• What to work on: Format every line of the rows below as a numbered list, skipping blank lines and leaving out the pictures.

· · · · · · ·

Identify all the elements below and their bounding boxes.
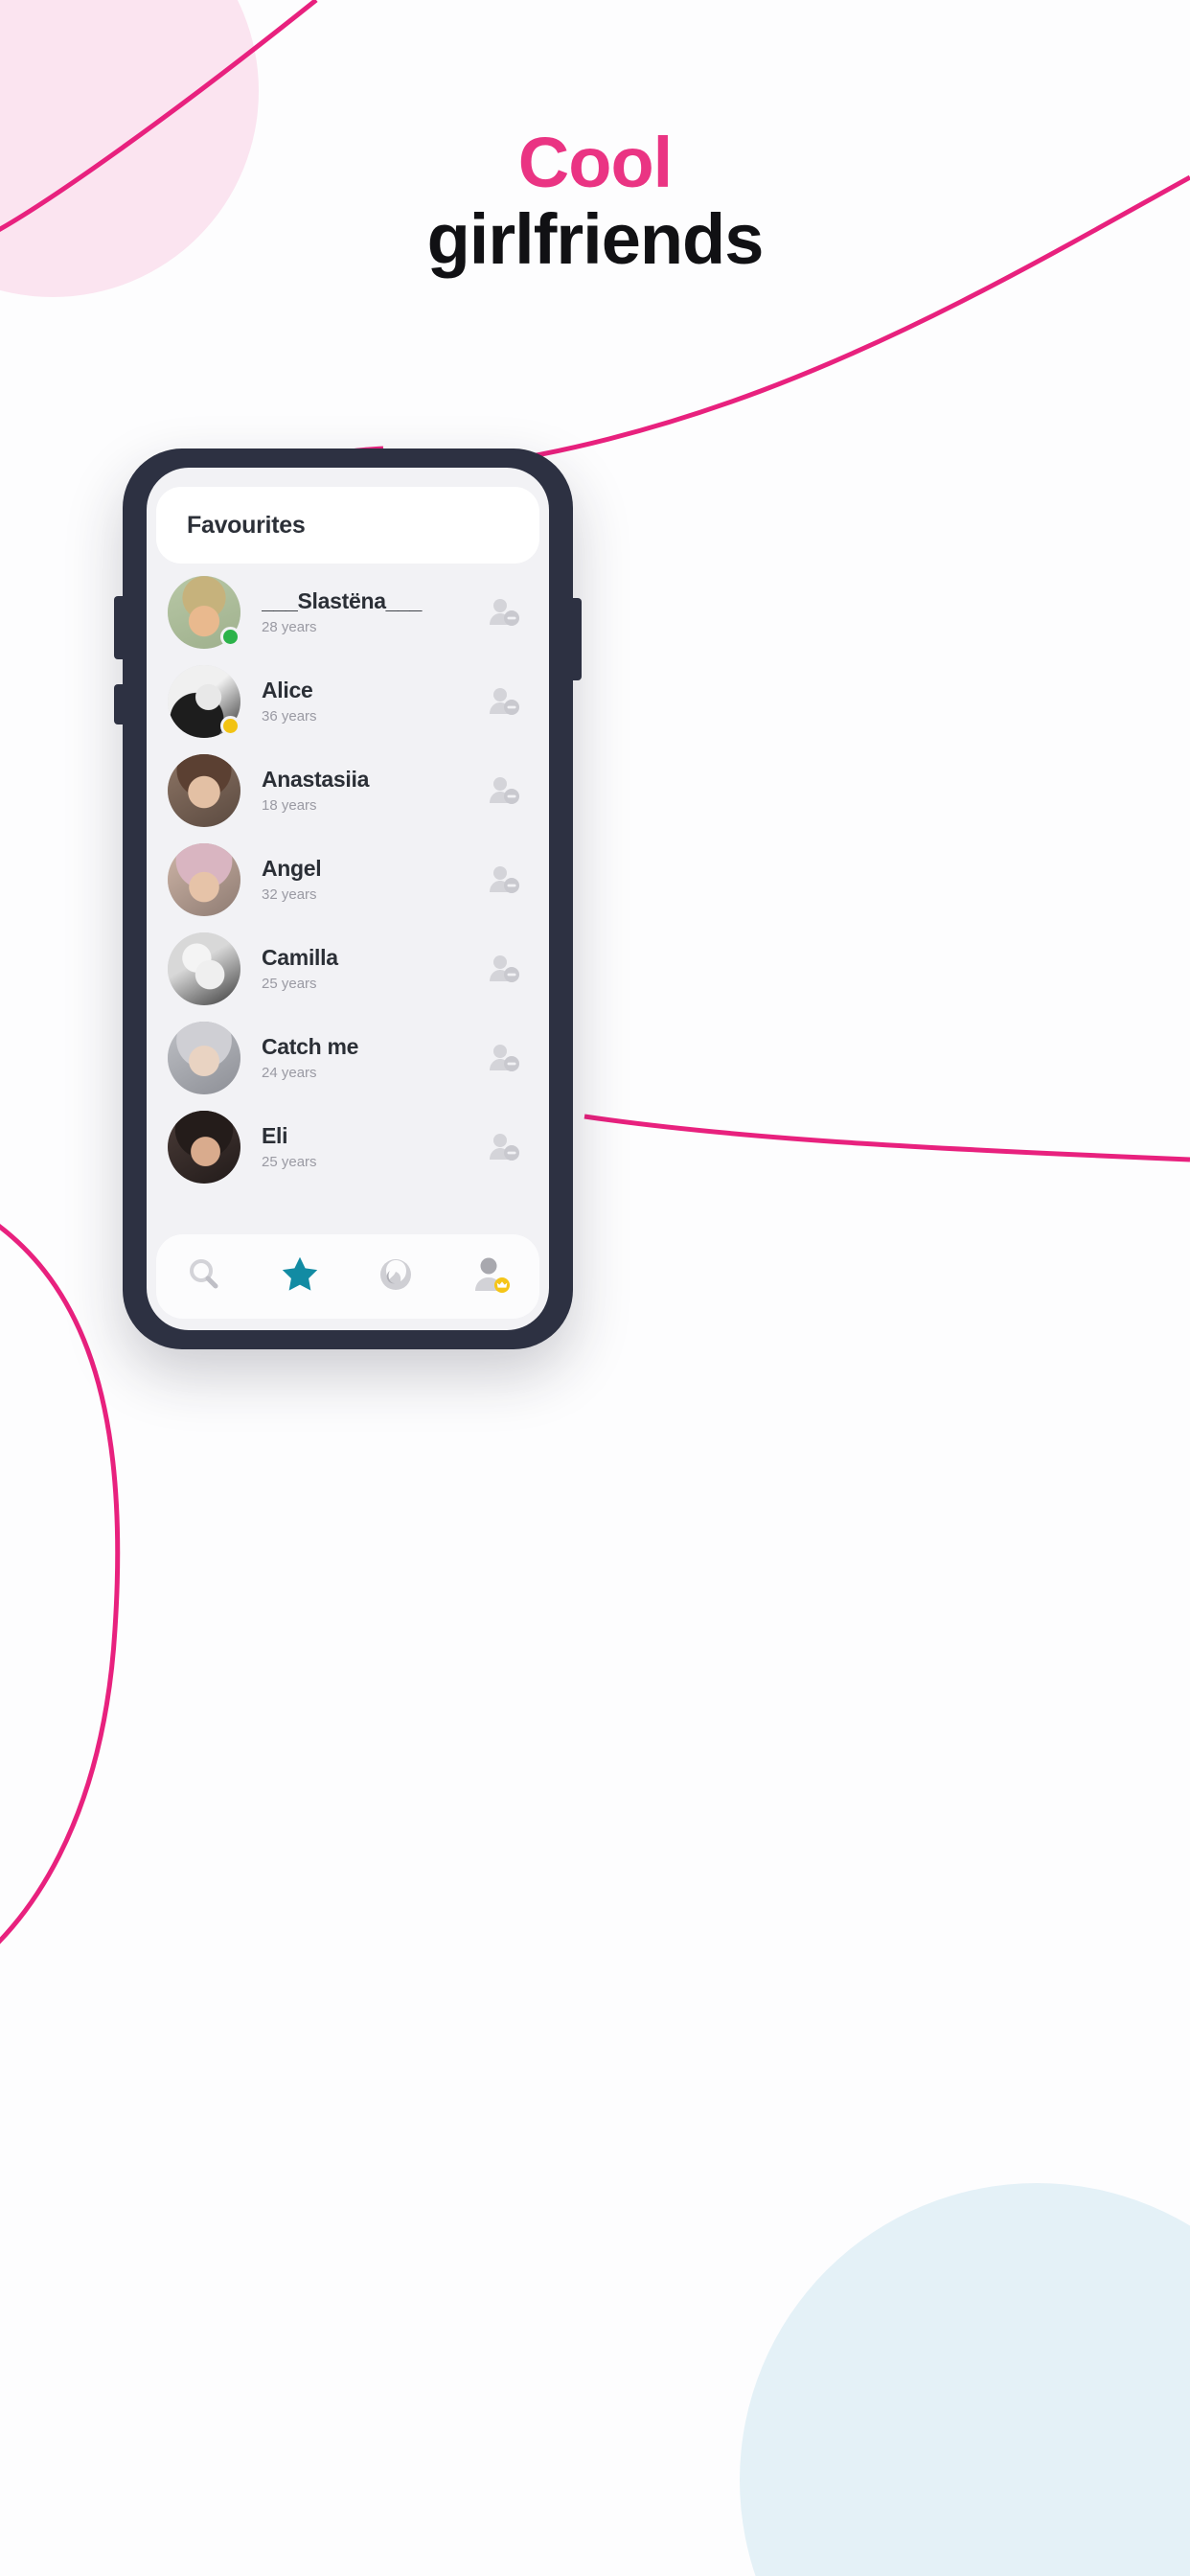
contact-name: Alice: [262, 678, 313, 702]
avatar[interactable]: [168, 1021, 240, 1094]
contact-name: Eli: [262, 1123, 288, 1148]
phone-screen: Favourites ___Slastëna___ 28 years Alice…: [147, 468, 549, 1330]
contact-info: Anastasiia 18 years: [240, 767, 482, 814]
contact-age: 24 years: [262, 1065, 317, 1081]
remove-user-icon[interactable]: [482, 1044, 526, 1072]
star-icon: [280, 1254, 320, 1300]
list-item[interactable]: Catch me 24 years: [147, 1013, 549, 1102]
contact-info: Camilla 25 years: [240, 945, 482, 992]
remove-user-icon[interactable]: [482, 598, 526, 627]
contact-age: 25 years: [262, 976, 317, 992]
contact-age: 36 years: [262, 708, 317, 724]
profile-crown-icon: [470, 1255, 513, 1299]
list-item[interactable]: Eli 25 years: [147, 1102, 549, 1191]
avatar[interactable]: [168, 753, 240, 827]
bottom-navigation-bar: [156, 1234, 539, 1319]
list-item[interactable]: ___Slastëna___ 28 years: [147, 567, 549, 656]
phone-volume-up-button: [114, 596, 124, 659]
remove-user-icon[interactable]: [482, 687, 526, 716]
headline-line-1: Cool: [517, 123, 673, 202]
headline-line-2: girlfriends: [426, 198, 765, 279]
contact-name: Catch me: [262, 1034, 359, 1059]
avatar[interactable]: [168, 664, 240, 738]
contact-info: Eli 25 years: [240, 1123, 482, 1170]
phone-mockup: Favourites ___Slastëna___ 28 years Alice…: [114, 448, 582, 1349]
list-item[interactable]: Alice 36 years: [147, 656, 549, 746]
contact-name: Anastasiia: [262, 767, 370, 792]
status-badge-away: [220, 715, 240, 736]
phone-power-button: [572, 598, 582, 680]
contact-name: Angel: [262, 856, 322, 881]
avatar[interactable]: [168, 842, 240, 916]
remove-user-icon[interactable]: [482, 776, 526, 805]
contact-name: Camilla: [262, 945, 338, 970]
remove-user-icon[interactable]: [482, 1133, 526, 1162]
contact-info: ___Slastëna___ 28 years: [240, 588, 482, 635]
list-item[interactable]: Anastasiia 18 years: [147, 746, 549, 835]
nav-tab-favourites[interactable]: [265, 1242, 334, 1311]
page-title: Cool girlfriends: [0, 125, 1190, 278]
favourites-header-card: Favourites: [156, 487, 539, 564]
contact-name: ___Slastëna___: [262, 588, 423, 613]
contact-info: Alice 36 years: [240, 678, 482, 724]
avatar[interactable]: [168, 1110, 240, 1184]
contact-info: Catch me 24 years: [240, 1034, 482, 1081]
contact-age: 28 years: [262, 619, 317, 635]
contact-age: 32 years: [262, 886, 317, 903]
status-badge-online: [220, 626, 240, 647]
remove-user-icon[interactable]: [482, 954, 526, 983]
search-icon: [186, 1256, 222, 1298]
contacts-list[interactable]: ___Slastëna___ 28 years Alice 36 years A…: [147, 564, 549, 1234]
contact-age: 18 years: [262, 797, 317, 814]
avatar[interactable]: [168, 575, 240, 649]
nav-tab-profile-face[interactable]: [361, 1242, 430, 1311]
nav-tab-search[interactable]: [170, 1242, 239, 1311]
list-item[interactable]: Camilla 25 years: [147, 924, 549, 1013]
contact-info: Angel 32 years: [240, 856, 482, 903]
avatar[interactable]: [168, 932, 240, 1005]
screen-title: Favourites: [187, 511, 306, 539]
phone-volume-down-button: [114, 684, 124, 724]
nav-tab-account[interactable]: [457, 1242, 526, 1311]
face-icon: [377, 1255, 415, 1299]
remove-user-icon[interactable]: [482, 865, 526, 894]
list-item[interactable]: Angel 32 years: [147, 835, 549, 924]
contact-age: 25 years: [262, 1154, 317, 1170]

· · · · · · ·

• Exercise result:
1. Identify all the elements below and their bounding boxes.
2. contact-name: Alice: [262, 678, 313, 702]
3. avatar[interactable]: [168, 1021, 240, 1094]
4. contact-name: Eli: [262, 1123, 288, 1148]
5. phone-screen: Favourites ___Slastëna___ 28 years Alice…: [147, 468, 549, 1330]
6. contact-info: Anastasiia 18 years: [240, 767, 482, 814]
7. contact-age: 24 years: [262, 1065, 317, 1081]
8. remove-user-icon[interactable]: [482, 1044, 526, 1072]
9. star-icon: [280, 1254, 320, 1300]
10. list-item[interactable]: Catch me 24 years: [147, 1013, 549, 1102]
11. contact-info: Camilla 25 years: [240, 945, 482, 992]
12. remove-user-icon[interactable]: [482, 598, 526, 627]
13. contact-age: 25 years: [262, 976, 317, 992]
14. contact-age: 36 years: [262, 708, 317, 724]
15. profile-crown-icon: [470, 1255, 513, 1299]
16. list-item[interactable]: Eli 25 years: [147, 1102, 549, 1191]
17. avatar[interactable]: [168, 753, 240, 827]
18. bottom-navigation-bar: [156, 1234, 539, 1319]
19. list-item[interactable]: ___Slastëna___ 28 years: [147, 567, 549, 656]
20. phone-volume-up-button: [114, 596, 124, 659]
21. remove-user-icon[interactable]: [482, 687, 526, 716]
22. headline-line-1: Cool: [517, 123, 673, 202]
23. headline-line-2: girlfriends: [426, 198, 765, 279]
24. contact-name: Catch me: [262, 1034, 359, 1059]
25. avatar[interactable]: [168, 664, 240, 738]
26. contact-info: Eli 25 years: [240, 1123, 482, 1170]
27. phone-mockup: Favourites ___Slastëna___ 28 years Alice…: [114, 448, 582, 1349]
28. list-item[interactable]: Alice 36 years: [147, 656, 549, 746]
29. contact-name: Anastasiia: [262, 767, 370, 792]
30. status-badge-away: [220, 715, 240, 736]
31. phone-power-button: [572, 598, 582, 680]
32. contact-name: Angel: [262, 856, 322, 881]
33. avatar[interactable]: [168, 842, 240, 916]
34. remove-user-icon[interactable]: [482, 776, 526, 805]
35. contact-name: Camilla: [262, 945, 338, 970]
36. remove-user-icon[interactable]: [482, 1133, 526, 1162]
37. contact-info: ___Slastëna___ 28 years: [240, 588, 482, 635]
38. list-item[interactable]: Anastasiia 18 years: [147, 746, 549, 835]
39. nav-tab-favourites[interactable]: [265, 1242, 334, 1311]
40. page-title: Cool girlfriends: [0, 125, 1190, 278]
41. favourites-header-card: Favourites: [156, 487, 539, 564]
42. contact-name: ___Slastëna___: [262, 588, 423, 613]
43. contact-info: Alice 36 years: [240, 678, 482, 724]
44. avatar[interactable]: [168, 1110, 240, 1184]
45. contact-info: Catch me 24 years: [240, 1034, 482, 1081]
46. contact-age: 28 years: [262, 619, 317, 635]
47. contact-age: 32 years: [262, 886, 317, 903]
48. status-badge-online: [220, 626, 240, 647]
49. remove-user-icon[interactable]: [482, 954, 526, 983]
50. search-icon: [186, 1256, 222, 1298]
51. contacts-list[interactable]: ___Slastëna___ 28 years Alice 36 years A…: [147, 564, 549, 1234]
52. contact-age: 18 years: [262, 797, 317, 814]
53. avatar[interactable]: [168, 575, 240, 649]
54. nav-tab-profile-face[interactable]: [361, 1242, 430, 1311]
55. nav-tab-search[interactable]: [170, 1242, 239, 1311]
56. list-item[interactable]: Camilla 25 years: [147, 924, 549, 1013]
57. contact-info: Angel 32 years: [240, 856, 482, 903]
58. avatar[interactable]: [168, 932, 240, 1005]
59. screen-title: Favourites: [187, 511, 306, 539]
60. phone-volume-down-button: [114, 684, 124, 724]
61. nav-tab-account[interactable]: [457, 1242, 526, 1311]
62. face-icon: [377, 1255, 415, 1299]
63. remove-user-icon[interactable]: [482, 865, 526, 894]
64. list-item[interactable]: Angel 32 years: [147, 835, 549, 924]
65. contact-age: 25 years: [262, 1154, 317, 1170]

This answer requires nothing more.